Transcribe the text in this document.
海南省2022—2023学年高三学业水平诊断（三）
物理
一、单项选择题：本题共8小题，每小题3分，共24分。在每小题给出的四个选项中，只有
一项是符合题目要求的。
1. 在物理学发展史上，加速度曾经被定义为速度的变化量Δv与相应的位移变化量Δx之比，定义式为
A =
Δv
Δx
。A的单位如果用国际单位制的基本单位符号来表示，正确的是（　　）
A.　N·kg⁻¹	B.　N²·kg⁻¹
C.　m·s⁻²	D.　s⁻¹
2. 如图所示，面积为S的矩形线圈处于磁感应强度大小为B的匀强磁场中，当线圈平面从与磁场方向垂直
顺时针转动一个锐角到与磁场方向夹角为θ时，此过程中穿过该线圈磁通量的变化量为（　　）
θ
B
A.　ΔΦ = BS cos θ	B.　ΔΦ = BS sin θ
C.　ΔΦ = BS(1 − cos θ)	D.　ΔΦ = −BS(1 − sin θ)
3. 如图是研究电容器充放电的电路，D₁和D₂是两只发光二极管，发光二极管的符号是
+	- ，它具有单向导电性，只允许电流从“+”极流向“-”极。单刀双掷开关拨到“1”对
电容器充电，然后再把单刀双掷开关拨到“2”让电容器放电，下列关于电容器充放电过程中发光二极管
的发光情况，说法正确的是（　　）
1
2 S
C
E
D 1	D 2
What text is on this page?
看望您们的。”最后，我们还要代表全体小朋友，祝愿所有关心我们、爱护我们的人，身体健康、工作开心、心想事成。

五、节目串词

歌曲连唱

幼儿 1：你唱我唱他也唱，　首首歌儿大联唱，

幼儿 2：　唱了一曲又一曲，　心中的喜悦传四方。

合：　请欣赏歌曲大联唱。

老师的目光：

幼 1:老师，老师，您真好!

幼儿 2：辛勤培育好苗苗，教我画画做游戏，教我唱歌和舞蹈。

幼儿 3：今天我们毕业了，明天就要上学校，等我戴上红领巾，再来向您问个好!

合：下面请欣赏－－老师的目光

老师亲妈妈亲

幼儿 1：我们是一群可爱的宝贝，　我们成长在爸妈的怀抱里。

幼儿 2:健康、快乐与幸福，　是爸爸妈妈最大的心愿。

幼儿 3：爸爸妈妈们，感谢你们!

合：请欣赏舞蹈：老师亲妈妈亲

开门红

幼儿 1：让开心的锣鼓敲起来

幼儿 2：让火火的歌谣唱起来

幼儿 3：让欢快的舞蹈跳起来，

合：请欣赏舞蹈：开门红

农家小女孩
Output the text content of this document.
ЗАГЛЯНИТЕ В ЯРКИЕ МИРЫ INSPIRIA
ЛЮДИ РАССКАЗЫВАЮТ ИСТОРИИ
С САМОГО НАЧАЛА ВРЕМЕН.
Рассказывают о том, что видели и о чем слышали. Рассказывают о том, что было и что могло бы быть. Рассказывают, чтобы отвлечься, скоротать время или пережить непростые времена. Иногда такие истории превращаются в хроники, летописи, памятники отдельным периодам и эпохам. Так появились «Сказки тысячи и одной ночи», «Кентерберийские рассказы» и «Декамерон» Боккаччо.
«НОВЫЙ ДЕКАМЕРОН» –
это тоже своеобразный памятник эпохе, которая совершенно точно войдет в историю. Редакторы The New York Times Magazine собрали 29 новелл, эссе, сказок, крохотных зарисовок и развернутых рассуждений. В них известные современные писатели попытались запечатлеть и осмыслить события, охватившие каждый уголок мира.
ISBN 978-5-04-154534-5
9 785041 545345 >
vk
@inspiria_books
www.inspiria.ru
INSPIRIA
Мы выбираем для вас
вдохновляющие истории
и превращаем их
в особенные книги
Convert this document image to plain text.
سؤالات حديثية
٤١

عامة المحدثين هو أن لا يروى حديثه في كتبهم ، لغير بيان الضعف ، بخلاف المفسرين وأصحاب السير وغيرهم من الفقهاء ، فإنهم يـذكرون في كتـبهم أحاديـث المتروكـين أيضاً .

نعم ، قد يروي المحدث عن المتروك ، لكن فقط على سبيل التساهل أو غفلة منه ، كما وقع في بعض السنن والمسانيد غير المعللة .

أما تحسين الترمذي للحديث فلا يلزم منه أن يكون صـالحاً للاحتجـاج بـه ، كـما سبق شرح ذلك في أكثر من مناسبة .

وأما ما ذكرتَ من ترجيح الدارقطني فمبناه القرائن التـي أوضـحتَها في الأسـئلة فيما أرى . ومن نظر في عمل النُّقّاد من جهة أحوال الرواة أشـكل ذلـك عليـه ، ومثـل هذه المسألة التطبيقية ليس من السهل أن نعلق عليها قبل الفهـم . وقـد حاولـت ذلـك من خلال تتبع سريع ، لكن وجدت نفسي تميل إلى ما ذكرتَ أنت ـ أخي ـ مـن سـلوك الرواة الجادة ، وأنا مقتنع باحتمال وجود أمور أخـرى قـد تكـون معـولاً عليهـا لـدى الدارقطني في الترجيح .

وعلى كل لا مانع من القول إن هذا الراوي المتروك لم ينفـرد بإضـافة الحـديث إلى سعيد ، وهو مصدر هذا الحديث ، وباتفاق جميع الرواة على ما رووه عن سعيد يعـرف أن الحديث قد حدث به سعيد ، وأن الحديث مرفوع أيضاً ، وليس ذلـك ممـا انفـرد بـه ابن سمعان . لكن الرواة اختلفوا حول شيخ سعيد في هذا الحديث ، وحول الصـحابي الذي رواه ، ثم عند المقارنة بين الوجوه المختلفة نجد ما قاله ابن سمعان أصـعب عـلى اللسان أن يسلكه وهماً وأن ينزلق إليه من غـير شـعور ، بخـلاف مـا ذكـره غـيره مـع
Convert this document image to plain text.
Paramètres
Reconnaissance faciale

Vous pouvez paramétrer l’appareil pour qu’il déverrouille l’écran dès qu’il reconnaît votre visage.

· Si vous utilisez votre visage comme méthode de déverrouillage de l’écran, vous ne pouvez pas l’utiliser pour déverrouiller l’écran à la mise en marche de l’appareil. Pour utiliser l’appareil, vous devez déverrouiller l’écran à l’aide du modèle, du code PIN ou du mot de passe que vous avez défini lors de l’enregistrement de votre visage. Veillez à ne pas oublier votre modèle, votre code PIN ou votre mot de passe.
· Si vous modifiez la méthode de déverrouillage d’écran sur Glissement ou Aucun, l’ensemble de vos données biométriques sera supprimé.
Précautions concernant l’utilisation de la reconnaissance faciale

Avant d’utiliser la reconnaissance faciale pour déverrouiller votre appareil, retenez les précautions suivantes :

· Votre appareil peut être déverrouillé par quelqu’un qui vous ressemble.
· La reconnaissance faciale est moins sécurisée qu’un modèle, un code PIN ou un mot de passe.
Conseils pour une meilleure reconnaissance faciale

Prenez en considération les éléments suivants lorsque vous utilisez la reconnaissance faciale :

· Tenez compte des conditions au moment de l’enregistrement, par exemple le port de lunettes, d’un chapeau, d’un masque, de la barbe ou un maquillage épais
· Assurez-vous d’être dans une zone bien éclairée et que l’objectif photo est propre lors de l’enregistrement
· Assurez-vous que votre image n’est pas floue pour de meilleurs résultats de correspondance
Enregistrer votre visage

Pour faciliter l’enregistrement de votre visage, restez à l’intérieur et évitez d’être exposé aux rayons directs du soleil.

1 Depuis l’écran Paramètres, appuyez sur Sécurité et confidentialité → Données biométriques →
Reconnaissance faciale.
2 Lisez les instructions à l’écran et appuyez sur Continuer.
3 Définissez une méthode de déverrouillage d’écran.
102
------------------------
> _WHAT IS BEING ASKED_
Copy out every entry again, exactly as it was given.

> _WORKED ANSWER_
Transcribe the text in this document.
海南省2022—2023学年高三学业水平诊断（三）
物理
一、单项选择题：本题共8小题，每小题3分，共24分。在每小题给出的四个选项中，只有
一项是符合题目要求的。
1. 在物理学发展史上，加速度曾经被定义为速度的变化量Δv与相应的位移变化量Δx之比，定义式为
A =
Δv
Δx
。A的单位如果用国际单位制的基本单位符号来表示，正确的是（　　）
A.　N·kg⁻¹	B.　N²·kg⁻¹
C.　m·s⁻²	D.　s⁻¹
2. 如图所示，面积为S的矩形线圈处于磁感应强度大小为B的匀强磁场中，当线圈平面从与磁场方向垂直
顺时针转动一个锐角到与磁场方向夹角为θ时，此过程中穿过该线圈磁通量的变化量为（　　）
θ
B
A.　ΔΦ = BS cos θ	B.　ΔΦ = BS sin θ
C.　ΔΦ = BS(1 − cos θ)	D.　ΔΦ = −BS(1 − sin θ)
3. 如图是研究电容器充放电的电路，D₁和D₂是两只发光二极管，发光二极管的符号是
+	- ，它具有单向导电性，只允许电流从“+”极流向“-”极。单刀双掷开关拨到“1”对
电容器充电，然后再把单刀双掷开关拨到“2”让电容器放电，下列关于电容器充放电过程中发光二极管
的发光情况，说法正确的是（　　）
1
2 S
C
E
D 1	D 2
What text is on this page?
看望您们的。”最后，我们还要代表全体小朋友，祝愿所有关心我们、爱护我们的人，身体健康、工作开心、心想事成。

五、节目串词

歌曲连唱

幼儿 1：你唱我唱他也唱，　首首歌儿大联唱，

幼儿 2：　唱了一曲又一曲，　心中的喜悦传四方。

合：　请欣赏歌曲大联唱。

老师的目光：

幼 1:老师，老师，您真好!

幼儿 2：辛勤培育好苗苗，教我画画做游戏，教我唱歌和舞蹈。

幼儿 3：今天我们毕业了，明天就要上学校，等我戴上红领巾，再来向您问个好!

合：下面请欣赏－－老师的目光

老师亲妈妈亲

幼儿 1：我们是一群可爱的宝贝，　我们成长在爸妈的怀抱里。

幼儿 2:健康、快乐与幸福，　是爸爸妈妈最大的心愿。

幼儿 3：爸爸妈妈们，感谢你们!

合：请欣赏舞蹈：老师亲妈妈亲

开门红

幼儿 1：让开心的锣鼓敲起来

幼儿 2：让火火的歌谣唱起来

幼儿 3：让欢快的舞蹈跳起来，

合：请欣赏舞蹈：开门红

农家小女孩
Output the text content of this document.
ЗАГЛЯНИТЕ В ЯРКИЕ МИРЫ INSPIRIA
ЛЮДИ РАССКАЗЫВАЮТ ИСТОРИИ
С САМОГО НАЧАЛА ВРЕМЕН.
Рассказывают о том, что видели и о чем слышали. Рассказывают о том, что было и что могло бы быть. Рассказывают, чтобы отвлечься, скоротать время или пережить непростые времена. Иногда такие истории превращаются в хроники, летописи, памятники отдельным периодам и эпохам. Так появились «Сказки тысячи и одной ночи», «Кентерберийские рассказы» и «Декамерон» Боккаччо.
«НОВЫЙ ДЕКАМЕРОН» –
это тоже своеобразный памятник эпохе, которая совершенно точно войдет в историю. Редакторы The New York Times Magazine собрали 29 новелл, эссе, сказок, крохотных зарисовок и развернутых рассуждений. В них известные современные писатели попытались запечатлеть и осмыслить события, охватившие каждый уголок мира.
ISBN 978-5-04-154534-5
9 785041 545345 >
vk
@inspiria_books
www.inspiria.ru
INSPIRIA
Мы выбираем для вас
вдохновляющие истории
и превращаем их
в особенные книги
Convert this document image to plain text.
سؤالات حديثية
٤١

عامة المحدثين هو أن لا يروى حديثه في كتبهم ، لغير بيان الضعف ، بخلاف المفسرين وأصحاب السير وغيرهم من الفقهاء ، فإنهم يـذكرون في كتـبهم أحاديـث المتروكـين أيضاً .

نعم ، قد يروي المحدث عن المتروك ، لكن فقط على سبيل التساهل أو غفلة منه ، كما وقع في بعض السنن والمسانيد غير المعللة .

أما تحسين الترمذي للحديث فلا يلزم منه أن يكون صـالحاً للاحتجـاج بـه ، كـما سبق شرح ذلك في أكثر من مناسبة .

وأما ما ذكرتَ من ترجيح الدارقطني فمبناه القرائن التـي أوضـحتَها في الأسـئلة فيما أرى . ومن نظر في عمل النُّقّاد من جهة أحوال الرواة أشـكل ذلـك عليـه ، ومثـل هذه المسألة التطبيقية ليس من السهل أن نعلق عليها قبل الفهـم . وقـد حاولـت ذلـك من خلال تتبع سريع ، لكن وجدت نفسي تميل إلى ما ذكرتَ أنت ـ أخي ـ مـن سـلوك الرواة الجادة ، وأنا مقتنع باحتمال وجود أمور أخـرى قـد تكـون معـولاً عليهـا لـدى الدارقطني في الترجيح .

وعلى كل لا مانع من القول إن هذا الراوي المتروك لم ينفـرد بإضـافة الحـديث إلى سعيد ، وهو مصدر هذا الحديث ، وباتفاق جميع الرواة على ما رووه عن سعيد يعـرف أن الحديث قد حدث به سعيد ، وأن الحديث مرفوع أيضاً ، وليس ذلـك ممـا انفـرد بـه ابن سمعان . لكن الرواة اختلفوا حول شيخ سعيد في هذا الحديث ، وحول الصـحابي الذي رواه ، ثم عند المقارنة بين الوجوه المختلفة نجد ما قاله ابن سمعان أصـعب عـلى اللسان أن يسلكه وهماً وأن ينزلق إليه من غـير شـعور ، بخـلاف مـا ذكـره غـيره مـع
Convert this document image to plain text.
Paramètres
Reconnaissance faciale

Vous pouvez paramétrer l’appareil pour qu’il déverrouille l’écran dès qu’il reconnaît votre visage.

· Si vous utilisez votre visage comme méthode de déverrouillage de l’écran, vous ne pouvez pas l’utiliser pour déverrouiller l’écran à la mise en marche de l’appareil. Pour utiliser l’appareil, vous devez déverrouiller l’écran à l’aide du modèle, du code PIN ou du mot de passe que vous avez défini lors de l’enregistrement de votre visage. Veillez à ne pas oublier votre modèle, votre code PIN ou votre mot de passe.
· Si vous modifiez la méthode de déverrouillage d’écran sur Glissement ou Aucun, l’ensemble de vos données biométriques sera supprimé.
Précautions concernant l’utilisation de la reconnaissance faciale

Avant d’utiliser la reconnaissance faciale pour déverrouiller votre appareil, retenez les précautions suivantes :

· Votre appareil peut être déverrouillé par quelqu’un qui vous ressemble.
· La reconnaissance faciale est moins sécurisée qu’un modèle, un code PIN ou un mot de passe.
Conseils pour une meilleure reconnaissance faciale

Prenez en considération les éléments suivants lorsque vous utilisez la reconnaissance faciale :

· Tenez compte des conditions au moment de l’enregistrement, par exemple le port de lunettes, d’un chapeau, d’un masque, de la barbe ou un maquillage épais
· Assurez-vous d’être dans une zone bien éclairée et que l’objectif photo est propre lors de l’enregistrement
· Assurez-vous que votre image n’est pas floue pour de meilleurs résultats de correspondance
Enregistrer votre visage

Pour faciliter l’enregistrement de votre visage, restez à l’intérieur et évitez d’être exposé aux rayons directs du soleil.

1 Depuis l’écran Paramètres, appuyez sur Sécurité et confidentialité → Données biométriques →
Reconnaissance faciale.
2 Lisez les instructions à l’écran et appuyez sur Continuer.
3 Définissez une méthode de déverrouillage d’écran.
102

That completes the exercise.